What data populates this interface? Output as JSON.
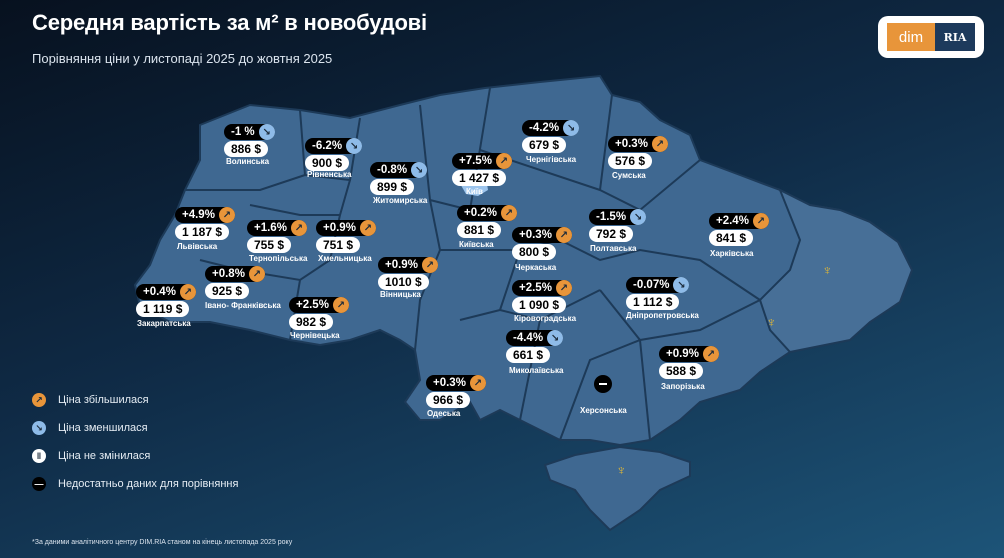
{
  "header": {
    "title": "Середня вартість за м² в новобудові",
    "subtitle": "Порівняння ціни у листопаді 2025 до жовтня 2025"
  },
  "logo": {
    "left": "dim",
    "right": "RIA"
  },
  "colors": {
    "increase": "#e8953a",
    "decrease": "#8ebbe8",
    "unchanged": "#ffffff",
    "no_data": "#000000",
    "map": "#3f6891"
  },
  "regions": [
    {
      "name": "Волинська",
      "change": "-1 %",
      "price": "886 $",
      "trend": "down"
    },
    {
      "name": "Рівненська",
      "change": "-6.2%",
      "price": "900 $",
      "trend": "down"
    },
    {
      "name": "Житомирська",
      "change": "-0.8%",
      "price": "899 $",
      "trend": "down"
    },
    {
      "name": "Київ",
      "change": "+7.5%",
      "price": "1 427 $",
      "trend": "up"
    },
    {
      "name": "Чернігівська",
      "change": "-4.2%",
      "price": "679 $",
      "trend": "down"
    },
    {
      "name": "Сумська",
      "change": "+0.3%",
      "price": "576 $",
      "trend": "up"
    },
    {
      "name": "Львівська",
      "change": "+4.9%",
      "price": "1 187 $",
      "trend": "up"
    },
    {
      "name": "Тернопільська",
      "change": "+1.6%",
      "price": "755 $",
      "trend": "up"
    },
    {
      "name": "Хмельницька",
      "change": "+0.9%",
      "price": "751 $",
      "trend": "up"
    },
    {
      "name": "Київська",
      "change": "+0.2%",
      "price": "881 $",
      "trend": "up"
    },
    {
      "name": "Черкаська",
      "change": "+0.3%",
      "price": "800 $",
      "trend": "up"
    },
    {
      "name": "Полтавська",
      "change": "-1.5%",
      "price": "792 $",
      "trend": "down"
    },
    {
      "name": "Харківська",
      "change": "+2.4%",
      "price": "841 $",
      "trend": "up"
    },
    {
      "name": "Вінницька",
      "change": "+0.9%",
      "price": "1010 $",
      "trend": "up"
    },
    {
      "name": "Кіровоградська",
      "change": "+2.5%",
      "price": "1 090 $",
      "trend": "up"
    },
    {
      "name": "Дніпропетровська",
      "change": "-0.07%",
      "price": "1 112 $",
      "trend": "down"
    },
    {
      "name": "Івано- Франківська",
      "change": "+0.8%",
      "price": "925 $",
      "trend": "up"
    },
    {
      "name": "Закарпатська",
      "change": "+0.4%",
      "price": "1 119 $",
      "trend": "up"
    },
    {
      "name": "Чернівецька",
      "change": "+2.5%",
      "price": "982 $",
      "trend": "up"
    },
    {
      "name": "Миколаївська",
      "change": "-4.4%",
      "price": "661 $",
      "trend": "down"
    },
    {
      "name": "Одеська",
      "change": "+0.3%",
      "price": "966 $",
      "trend": "up"
    },
    {
      "name": "Запорізька",
      "change": "+0.9%",
      "price": "588 $",
      "trend": "up"
    },
    {
      "name": "Херсонська",
      "trend": "no-data"
    }
  ],
  "legend": [
    {
      "label": "Ціна збільшилася",
      "icon": "arrow-up-right-icon"
    },
    {
      "label": "Ціна зменшилася",
      "icon": "arrow-down-right-icon"
    },
    {
      "label": "Ціна не змінилася",
      "icon": "pause-icon"
    },
    {
      "label": "Недостатньо даних для порівняння",
      "icon": "minus-icon"
    }
  ],
  "footnote": "*За даними аналітичного центру DIM.RIA станом на кінець листопада 2025 року"
}
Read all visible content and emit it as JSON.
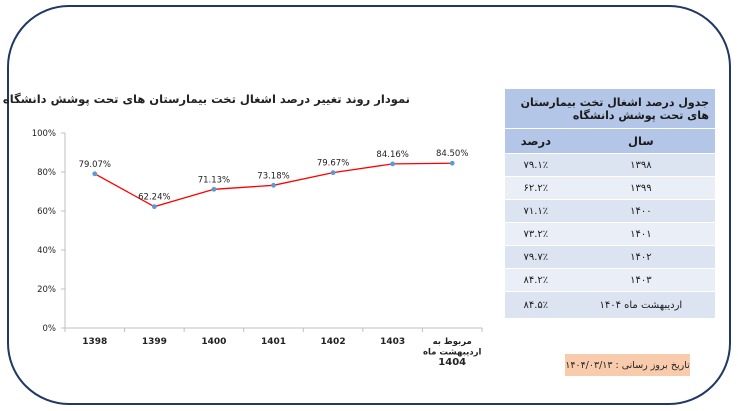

***

Task » Using the records above, gather all lines where the string "JSON" is present.

Output of the task »
What data populates this interface? Output as JSON.
Read all visible content and emit it as JSON.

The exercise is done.